__Task directions__. Omit any picture, and return the remaining data exactly as written.
BEGIN The input
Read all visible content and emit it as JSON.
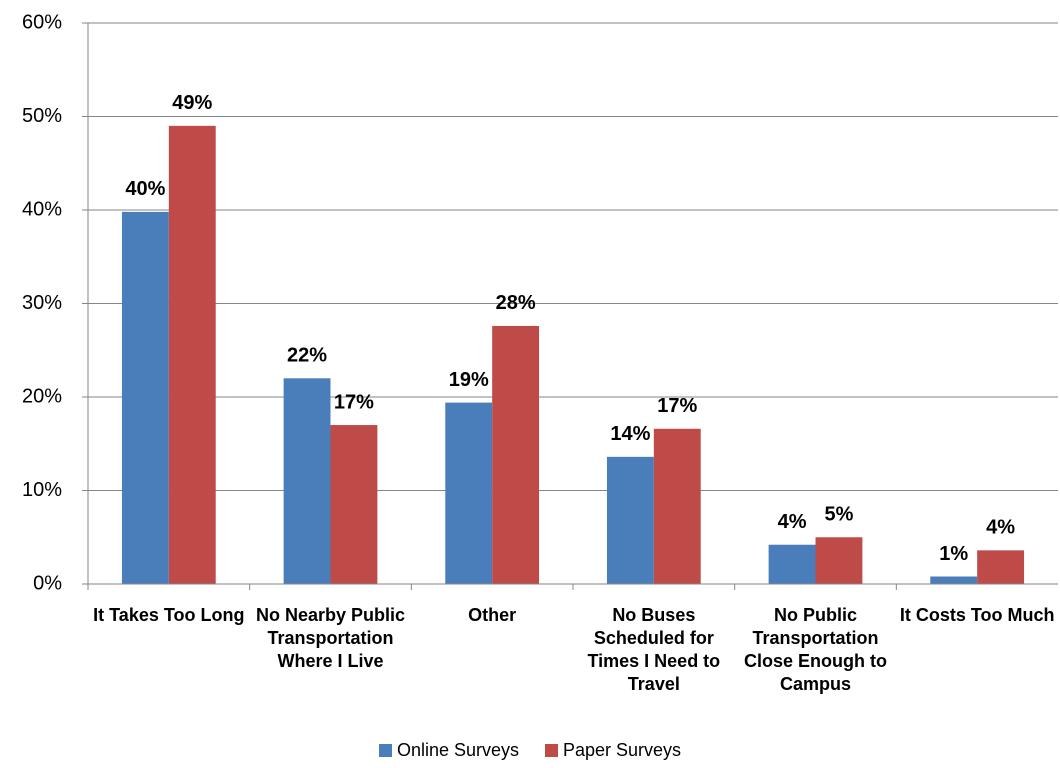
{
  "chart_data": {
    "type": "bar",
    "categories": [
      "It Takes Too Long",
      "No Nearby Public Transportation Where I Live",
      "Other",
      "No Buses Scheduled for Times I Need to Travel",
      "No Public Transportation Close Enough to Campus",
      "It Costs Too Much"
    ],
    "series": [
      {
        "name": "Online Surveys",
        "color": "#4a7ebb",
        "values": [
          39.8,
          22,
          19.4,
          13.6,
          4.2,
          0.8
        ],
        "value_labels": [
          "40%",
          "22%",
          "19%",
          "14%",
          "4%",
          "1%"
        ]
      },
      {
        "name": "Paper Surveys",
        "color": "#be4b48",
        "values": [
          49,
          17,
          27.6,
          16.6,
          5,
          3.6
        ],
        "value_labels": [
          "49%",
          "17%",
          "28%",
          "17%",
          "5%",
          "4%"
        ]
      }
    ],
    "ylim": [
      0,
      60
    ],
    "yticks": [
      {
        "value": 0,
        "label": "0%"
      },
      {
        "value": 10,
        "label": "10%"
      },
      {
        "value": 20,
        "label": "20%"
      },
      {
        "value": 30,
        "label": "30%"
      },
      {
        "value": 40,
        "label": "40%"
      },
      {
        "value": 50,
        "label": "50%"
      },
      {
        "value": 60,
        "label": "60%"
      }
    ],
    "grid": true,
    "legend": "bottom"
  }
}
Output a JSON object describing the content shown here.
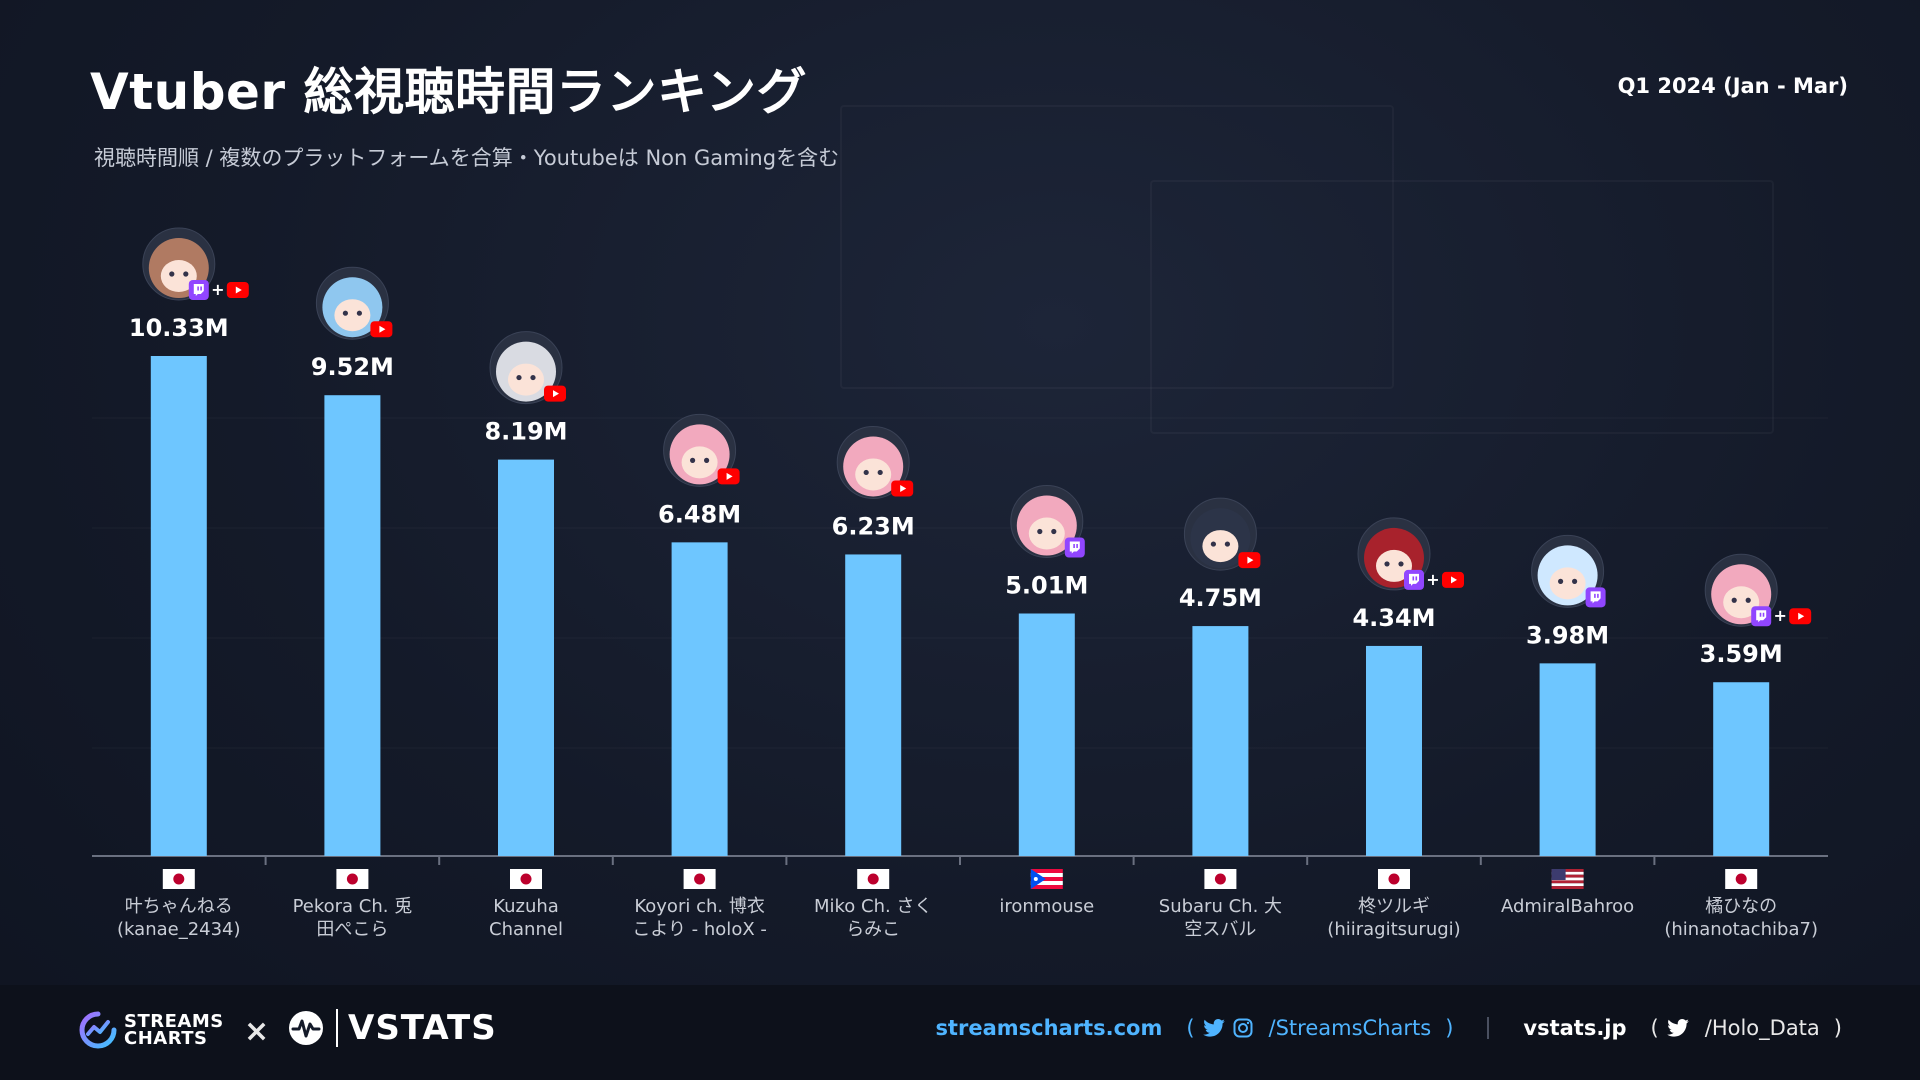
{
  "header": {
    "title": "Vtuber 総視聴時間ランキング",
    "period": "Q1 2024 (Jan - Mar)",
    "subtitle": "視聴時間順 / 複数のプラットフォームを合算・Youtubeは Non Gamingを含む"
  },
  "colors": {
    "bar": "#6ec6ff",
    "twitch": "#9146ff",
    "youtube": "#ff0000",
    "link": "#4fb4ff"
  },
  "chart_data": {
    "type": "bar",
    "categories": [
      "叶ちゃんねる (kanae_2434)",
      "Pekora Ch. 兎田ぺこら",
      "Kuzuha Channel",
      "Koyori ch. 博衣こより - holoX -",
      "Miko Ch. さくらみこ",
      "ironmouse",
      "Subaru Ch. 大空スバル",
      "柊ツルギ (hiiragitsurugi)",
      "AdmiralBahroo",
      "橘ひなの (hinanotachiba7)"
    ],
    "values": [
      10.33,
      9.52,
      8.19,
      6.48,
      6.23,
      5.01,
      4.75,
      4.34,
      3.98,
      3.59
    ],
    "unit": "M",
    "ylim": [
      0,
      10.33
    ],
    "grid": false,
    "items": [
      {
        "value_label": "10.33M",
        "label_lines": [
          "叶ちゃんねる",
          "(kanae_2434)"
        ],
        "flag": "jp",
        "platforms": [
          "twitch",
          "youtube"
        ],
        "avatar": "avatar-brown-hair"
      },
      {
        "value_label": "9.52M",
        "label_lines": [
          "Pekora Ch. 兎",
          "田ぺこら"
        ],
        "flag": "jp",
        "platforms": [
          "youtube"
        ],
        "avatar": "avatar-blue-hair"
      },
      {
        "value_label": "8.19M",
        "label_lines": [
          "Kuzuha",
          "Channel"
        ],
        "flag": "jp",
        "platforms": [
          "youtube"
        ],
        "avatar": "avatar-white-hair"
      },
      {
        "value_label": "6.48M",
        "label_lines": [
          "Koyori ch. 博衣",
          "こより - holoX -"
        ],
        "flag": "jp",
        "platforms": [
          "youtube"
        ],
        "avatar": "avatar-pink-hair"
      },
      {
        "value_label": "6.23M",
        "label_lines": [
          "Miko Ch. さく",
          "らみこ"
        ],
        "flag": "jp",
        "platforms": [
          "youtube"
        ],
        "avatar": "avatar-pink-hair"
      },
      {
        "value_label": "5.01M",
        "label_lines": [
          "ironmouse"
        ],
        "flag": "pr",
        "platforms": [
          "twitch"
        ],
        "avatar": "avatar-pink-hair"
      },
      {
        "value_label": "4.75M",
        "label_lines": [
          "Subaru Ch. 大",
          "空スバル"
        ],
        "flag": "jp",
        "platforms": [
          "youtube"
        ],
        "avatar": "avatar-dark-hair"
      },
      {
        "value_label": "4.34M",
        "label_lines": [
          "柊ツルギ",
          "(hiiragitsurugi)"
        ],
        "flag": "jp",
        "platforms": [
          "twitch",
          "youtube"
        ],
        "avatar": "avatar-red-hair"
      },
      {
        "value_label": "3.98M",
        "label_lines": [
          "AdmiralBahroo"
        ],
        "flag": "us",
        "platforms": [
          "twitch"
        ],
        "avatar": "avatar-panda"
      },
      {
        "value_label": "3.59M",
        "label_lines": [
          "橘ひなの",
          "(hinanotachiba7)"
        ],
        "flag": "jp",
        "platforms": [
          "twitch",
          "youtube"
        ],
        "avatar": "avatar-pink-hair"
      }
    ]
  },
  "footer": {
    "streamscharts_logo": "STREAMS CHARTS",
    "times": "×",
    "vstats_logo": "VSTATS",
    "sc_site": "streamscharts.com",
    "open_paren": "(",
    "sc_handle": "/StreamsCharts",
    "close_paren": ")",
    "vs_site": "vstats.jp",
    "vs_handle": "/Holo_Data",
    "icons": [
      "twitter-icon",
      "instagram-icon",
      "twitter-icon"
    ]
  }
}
END The input
__Worked solution__.
Read all visible content and emit it as JSON.
{
  "chart_data": {
    "type": "bar",
    "categories": [
      "It Takes Too Long",
      "No Nearby Public Transportation Where I Live",
      "Other",
      "No Buses Scheduled for Times I Need to Travel",
      "No Public Transportation Close Enough to Campus",
      "It Costs Too Much"
    ],
    "series": [
      {
        "name": "Online Surveys",
        "color": "#4a7ebb",
        "values": [
          39.8,
          22,
          19.4,
          13.6,
          4.2,
          0.8
        ],
        "value_labels": [
          "40%",
          "22%",
          "19%",
          "14%",
          "4%",
          "1%"
        ]
      },
      {
        "name": "Paper Surveys",
        "color": "#be4b48",
        "values": [
          49,
          17,
          27.6,
          16.6,
          5,
          3.6
        ],
        "value_labels": [
          "49%",
          "17%",
          "28%",
          "17%",
          "5%",
          "4%"
        ]
      }
    ],
    "ylim": [
      0,
      60
    ],
    "yticks": [
      {
        "value": 0,
        "label": "0%"
      },
      {
        "value": 10,
        "label": "10%"
      },
      {
        "value": 20,
        "label": "20%"
      },
      {
        "value": 30,
        "label": "30%"
      },
      {
        "value": 40,
        "label": "40%"
      },
      {
        "value": 50,
        "label": "50%"
      },
      {
        "value": 60,
        "label": "60%"
      }
    ],
    "grid": true,
    "legend": "bottom"
  }
}
Output a JSON object describing the content shown here.
{
  "header": {
    "title": "Vtuber 総視聴時間ランキング",
    "period": "Q1 2024 (Jan - Mar)",
    "subtitle": "視聴時間順 / 複数のプラットフォームを合算・Youtubeは Non Gamingを含む"
  },
  "colors": {
    "bar": "#6ec6ff",
    "twitch": "#9146ff",
    "youtube": "#ff0000",
    "link": "#4fb4ff"
  },
  "chart_data": {
    "type": "bar",
    "categories": [
      "叶ちゃんねる (kanae_2434)",
      "Pekora Ch. 兎田ぺこら",
      "Kuzuha Channel",
      "Koyori ch. 博衣こより - holoX -",
      "Miko Ch. さくらみこ",
      "ironmouse",
      "Subaru Ch. 大空スバル",
      "柊ツルギ (hiiragitsurugi)",
      "AdmiralBahroo",
      "橘ひなの (hinanotachiba7)"
    ],
    "values": [
      10.33,
      9.52,
      8.19,
      6.48,
      6.23,
      5.01,
      4.75,
      4.34,
      3.98,
      3.59
    ],
    "unit": "M",
    "ylim": [
      0,
      10.33
    ],
    "grid": false,
    "items": [
      {
        "value_label": "10.33M",
        "label_lines": [
          "叶ちゃんねる",
          "(kanae_2434)"
        ],
        "flag": "jp",
        "platforms": [
          "twitch",
          "youtube"
        ],
        "avatar": "avatar-brown-hair"
      },
      {
        "value_label": "9.52M",
        "label_lines": [
          "Pekora Ch. 兎",
          "田ぺこら"
        ],
        "flag": "jp",
        "platforms": [
          "youtube"
        ],
        "avatar": "avatar-blue-hair"
      },
      {
        "value_label": "8.19M",
        "label_lines": [
          "Kuzuha",
          "Channel"
        ],
        "flag": "jp",
        "platforms": [
          "youtube"
        ],
        "avatar": "avatar-white-hair"
      },
      {
        "value_label": "6.48M",
        "label_lines": [
          "Koyori ch. 博衣",
          "こより - holoX -"
        ],
        "flag": "jp",
        "platforms": [
          "youtube"
        ],
        "avatar": "avatar-pink-hair"
      },
      {
        "value_label": "6.23M",
        "label_lines": [
          "Miko Ch. さく",
          "らみこ"
        ],
        "flag": "jp",
        "platforms": [
          "youtube"
        ],
        "avatar": "avatar-pink-hair"
      },
      {
        "value_label": "5.01M",
        "label_lines": [
          "ironmouse"
        ],
        "flag": "pr",
        "platforms": [
          "twitch"
        ],
        "avatar": "avatar-pink-hair"
      },
      {
        "value_label": "4.75M",
        "label_lines": [
          "Subaru Ch. 大",
          "空スバル"
        ],
        "flag": "jp",
        "platforms": [
          "youtube"
        ],
        "avatar": "avatar-dark-hair"
      },
      {
        "value_label": "4.34M",
        "label_lines": [
          "柊ツルギ",
          "(hiiragitsurugi)"
        ],
        "flag": "jp",
        "platforms": [
          "twitch",
          "youtube"
        ],
        "avatar": "avatar-red-hair"
      },
      {
        "value_label": "3.98M",
        "label_lines": [
          "AdmiralBahroo"
        ],
        "flag": "us",
        "platforms": [
          "twitch"
        ],
        "avatar": "avatar-panda"
      },
      {
        "value_label": "3.59M",
        "label_lines": [
          "橘ひなの",
          "(hinanotachiba7)"
        ],
        "flag": "jp",
        "platforms": [
          "twitch",
          "youtube"
        ],
        "avatar": "avatar-pink-hair"
      }
    ]
  },
  "footer": {
    "streamscharts_logo": "STREAMS CHARTS",
    "times": "×",
    "vstats_logo": "VSTATS",
    "sc_site": "streamscharts.com",
    "open_paren": "(",
    "sc_handle": "/StreamsCharts",
    "close_paren": ")",
    "vs_site": "vstats.jp",
    "vs_handle": "/Holo_Data",
    "icons": [
      "twitter-icon",
      "instagram-icon",
      "twitter-icon"
    ]
  }
}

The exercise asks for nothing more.